▶ SET TASK
Make an exact copy of all the records.

▶ MATERIAL PROVIDED
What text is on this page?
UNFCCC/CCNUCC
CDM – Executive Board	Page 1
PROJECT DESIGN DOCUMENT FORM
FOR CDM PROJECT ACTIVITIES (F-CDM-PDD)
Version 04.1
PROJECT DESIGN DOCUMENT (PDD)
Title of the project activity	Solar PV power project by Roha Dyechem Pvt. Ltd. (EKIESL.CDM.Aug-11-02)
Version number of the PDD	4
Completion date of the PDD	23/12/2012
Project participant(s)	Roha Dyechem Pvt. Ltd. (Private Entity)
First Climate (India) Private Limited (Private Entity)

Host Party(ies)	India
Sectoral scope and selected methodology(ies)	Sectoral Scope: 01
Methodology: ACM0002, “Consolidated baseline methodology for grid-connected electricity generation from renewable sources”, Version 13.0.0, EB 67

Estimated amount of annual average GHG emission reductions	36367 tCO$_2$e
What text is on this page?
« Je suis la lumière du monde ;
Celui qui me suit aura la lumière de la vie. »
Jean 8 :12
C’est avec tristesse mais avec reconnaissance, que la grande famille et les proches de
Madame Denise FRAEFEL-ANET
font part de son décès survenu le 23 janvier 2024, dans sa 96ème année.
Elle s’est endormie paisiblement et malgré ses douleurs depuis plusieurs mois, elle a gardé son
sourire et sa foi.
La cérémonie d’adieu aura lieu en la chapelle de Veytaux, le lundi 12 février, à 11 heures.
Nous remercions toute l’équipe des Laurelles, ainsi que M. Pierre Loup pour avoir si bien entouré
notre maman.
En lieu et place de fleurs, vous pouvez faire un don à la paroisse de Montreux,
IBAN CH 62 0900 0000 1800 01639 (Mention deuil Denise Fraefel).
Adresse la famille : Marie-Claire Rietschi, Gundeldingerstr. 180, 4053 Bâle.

▶ SOLUTION FOR THIS PROBLEM
What text is on this page?
UNFCCC/CCNUCC
CDM – Executive Board	Page 1
PROJECT DESIGN DOCUMENT FORM
FOR CDM PROJECT ACTIVITIES (F-CDM-PDD)
Version 04.1
PROJECT DESIGN DOCUMENT (PDD)
Title of the project activity	Solar PV power project by Roha Dyechem Pvt. Ltd. (EKIESL.CDM.Aug-11-02)
Version number of the PDD	4
Completion date of the PDD	23/12/2012
Project participant(s)	Roha Dyechem Pvt. Ltd. (Private Entity)
First Climate (India) Private Limited (Private Entity)

Host Party(ies)	India
Sectoral scope and selected methodology(ies)	Sectoral Scope: 01
Methodology: ACM0002, “Consolidated baseline methodology for grid-connected electricity generation from renewable sources”, Version 13.0.0, EB 67

Estimated amount of annual average GHG emission reductions	36367 tCO$_2$e
What text is on this page?
« Je suis la lumière du monde ;
Celui qui me suit aura la lumière de la vie. »
Jean 8 :12
C’est avec tristesse mais avec reconnaissance, que la grande famille et les proches de
Madame Denise FRAEFEL-ANET
font part de son décès survenu le 23 janvier 2024, dans sa 96ème année.
Elle s’est endormie paisiblement et malgré ses douleurs depuis plusieurs mois, elle a gardé son
sourire et sa foi.
La cérémonie d’adieu aura lieu en la chapelle de Veytaux, le lundi 12 février, à 11 heures.
Nous remercions toute l’équipe des Laurelles, ainsi que M. Pierre Loup pour avoir si bien entouré
notre maman.
En lieu et place de fleurs, vous pouvez faire un don à la paroisse de Montreux,
IBAN CH 62 0900 0000 1800 01639 (Mention deuil Denise Fraefel).
Adresse la famille : Marie-Claire Rietschi, Gundeldingerstr. 180, 4053 Bâle.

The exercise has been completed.